Below is a listing; reproduce each line of it exactly.
[start of Task data]
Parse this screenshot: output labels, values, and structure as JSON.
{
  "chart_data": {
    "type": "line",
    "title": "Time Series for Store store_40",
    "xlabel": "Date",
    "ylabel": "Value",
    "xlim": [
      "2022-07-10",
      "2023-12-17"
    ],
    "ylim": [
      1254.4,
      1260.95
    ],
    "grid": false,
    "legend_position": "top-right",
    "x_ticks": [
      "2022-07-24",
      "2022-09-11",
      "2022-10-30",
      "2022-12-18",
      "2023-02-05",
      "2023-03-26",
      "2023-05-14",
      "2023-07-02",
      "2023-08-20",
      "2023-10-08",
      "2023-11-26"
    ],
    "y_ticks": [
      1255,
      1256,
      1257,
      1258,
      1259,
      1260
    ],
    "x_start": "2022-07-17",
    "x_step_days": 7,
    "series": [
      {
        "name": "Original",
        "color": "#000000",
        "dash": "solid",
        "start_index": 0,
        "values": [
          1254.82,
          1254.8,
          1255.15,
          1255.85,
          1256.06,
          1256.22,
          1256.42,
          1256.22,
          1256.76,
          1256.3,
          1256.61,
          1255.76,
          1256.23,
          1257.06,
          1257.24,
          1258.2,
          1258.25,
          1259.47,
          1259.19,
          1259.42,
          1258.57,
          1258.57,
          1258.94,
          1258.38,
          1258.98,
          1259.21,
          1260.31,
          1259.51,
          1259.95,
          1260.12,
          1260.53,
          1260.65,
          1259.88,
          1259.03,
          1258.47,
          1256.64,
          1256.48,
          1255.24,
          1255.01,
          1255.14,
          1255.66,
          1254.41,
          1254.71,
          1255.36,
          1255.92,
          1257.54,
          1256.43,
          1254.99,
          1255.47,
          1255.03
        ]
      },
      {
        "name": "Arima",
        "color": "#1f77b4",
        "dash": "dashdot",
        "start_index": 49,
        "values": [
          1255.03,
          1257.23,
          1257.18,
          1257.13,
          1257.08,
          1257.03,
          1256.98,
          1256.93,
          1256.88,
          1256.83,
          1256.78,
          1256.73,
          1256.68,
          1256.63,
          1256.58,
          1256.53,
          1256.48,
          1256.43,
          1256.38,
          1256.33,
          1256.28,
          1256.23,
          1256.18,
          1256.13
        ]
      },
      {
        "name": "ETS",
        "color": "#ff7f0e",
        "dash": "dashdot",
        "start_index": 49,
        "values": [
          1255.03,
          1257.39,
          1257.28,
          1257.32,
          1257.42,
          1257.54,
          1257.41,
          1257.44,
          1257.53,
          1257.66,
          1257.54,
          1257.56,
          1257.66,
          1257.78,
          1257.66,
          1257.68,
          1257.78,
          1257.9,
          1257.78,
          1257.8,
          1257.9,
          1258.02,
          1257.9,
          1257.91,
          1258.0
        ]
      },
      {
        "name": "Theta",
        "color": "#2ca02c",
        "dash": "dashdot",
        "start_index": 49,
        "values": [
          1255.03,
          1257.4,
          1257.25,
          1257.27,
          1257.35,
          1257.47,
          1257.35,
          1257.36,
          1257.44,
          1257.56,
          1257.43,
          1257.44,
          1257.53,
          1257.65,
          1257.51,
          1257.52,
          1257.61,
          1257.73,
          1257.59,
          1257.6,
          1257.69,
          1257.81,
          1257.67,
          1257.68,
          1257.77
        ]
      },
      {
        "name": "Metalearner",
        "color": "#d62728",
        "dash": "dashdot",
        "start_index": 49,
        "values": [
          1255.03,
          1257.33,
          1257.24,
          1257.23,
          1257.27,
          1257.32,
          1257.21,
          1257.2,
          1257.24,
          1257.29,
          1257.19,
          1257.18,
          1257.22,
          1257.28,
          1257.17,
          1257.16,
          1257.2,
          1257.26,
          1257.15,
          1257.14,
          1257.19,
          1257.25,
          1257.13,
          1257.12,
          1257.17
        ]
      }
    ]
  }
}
[end of Task data]
* [Result]:
Parse this screenshot: output labels, values, and structure as JSON.
{
  "chart_data": {
    "type": "line",
    "title": "Time Series for Store store_40",
    "xlabel": "Date",
    "ylabel": "Value",
    "xlim": [
      "2022-07-10",
      "2023-12-17"
    ],
    "ylim": [
      1254.4,
      1260.95
    ],
    "grid": false,
    "legend_position": "top-right",
    "x_ticks": [
      "2022-07-24",
      "2022-09-11",
      "2022-10-30",
      "2022-12-18",
      "2023-02-05",
      "2023-03-26",
      "2023-05-14",
      "2023-07-02",
      "2023-08-20",
      "2023-10-08",
      "2023-11-26"
    ],
    "y_ticks": [
      1255,
      1256,
      1257,
      1258,
      1259,
      1260
    ],
    "x_start": "2022-07-17",
    "x_step_days": 7,
    "series": [
      {
        "name": "Original",
        "color": "#000000",
        "dash": "solid",
        "start_index": 0,
        "values": [
          1254.82,
          1254.8,
          1255.15,
          1255.85,
          1256.06,
          1256.22,
          1256.42,
          1256.22,
          1256.76,
          1256.3,
          1256.61,
          1255.76,
          1256.23,
          1257.06,
          1257.24,
          1258.2,
          1258.25,
          1259.47,
          1259.19,
          1259.42,
          1258.57,
          1258.57,
          1258.94,
          1258.38,
          1258.98,
          1259.21,
          1260.31,
          1259.51,
          1259.95,
          1260.12,
          1260.53,
          1260.65,
          1259.88,
          1259.03,
          1258.47,
          1256.64,
          1256.48,
          1255.24,
          1255.01,
          1255.14,
          1255.66,
          1254.41,
          1254.71,
          1255.36,
          1255.92,
          1257.54,
          1256.43,
          1254.99,
          1255.47,
          1255.03
        ]
      },
      {
        "name": "Arima",
        "color": "#1f77b4",
        "dash": "dashdot",
        "start_index": 49,
        "values": [
          1255.03,
          1257.23,
          1257.18,
          1257.13,
          1257.08,
          1257.03,
          1256.98,
          1256.93,
          1256.88,
          1256.83,
          1256.78,
          1256.73,
          1256.68,
          1256.63,
          1256.58,
          1256.53,
          1256.48,
          1256.43,
          1256.38,
          1256.33,
          1256.28,
          1256.23,
          1256.18,
          1256.13
        ]
      },
      {
        "name": "ETS",
        "color": "#ff7f0e",
        "dash": "dashdot",
        "start_index": 49,
        "values": [
          1255.03,
          1257.39,
          1257.28,
          1257.32,
          1257.42,
          1257.54,
          1257.41,
          1257.44,
          1257.53,
          1257.66,
          1257.54,
          1257.56,
          1257.66,
          1257.78,
          1257.66,
          1257.68,
          1257.78,
          1257.9,
          1257.78,
          1257.8,
          1257.9,
          1258.02,
          1257.9,
          1257.91,
          1258.0
        ]
      },
      {
        "name": "Theta",
        "color": "#2ca02c",
        "dash": "dashdot",
        "start_index": 49,
        "values": [
          1255.03,
          1257.4,
          1257.25,
          1257.27,
          1257.35,
          1257.47,
          1257.35,
          1257.36,
          1257.44,
          1257.56,
          1257.43,
          1257.44,
          1257.53,
          1257.65,
          1257.51,
          1257.52,
          1257.61,
          1257.73,
          1257.59,
          1257.6,
          1257.69,
          1257.81,
          1257.67,
          1257.68,
          1257.77
        ]
      },
      {
        "name": "Metalearner",
        "color": "#d62728",
        "dash": "dashdot",
        "start_index": 49,
        "values": [
          1255.03,
          1257.33,
          1257.24,
          1257.23,
          1257.27,
          1257.32,
          1257.21,
          1257.2,
          1257.24,
          1257.29,
          1257.19,
          1257.18,
          1257.22,
          1257.28,
          1257.17,
          1257.16,
          1257.2,
          1257.26,
          1257.15,
          1257.14,
          1257.19,
          1257.25,
          1257.13,
          1257.12,
          1257.17
        ]
      }
    ]
  }
}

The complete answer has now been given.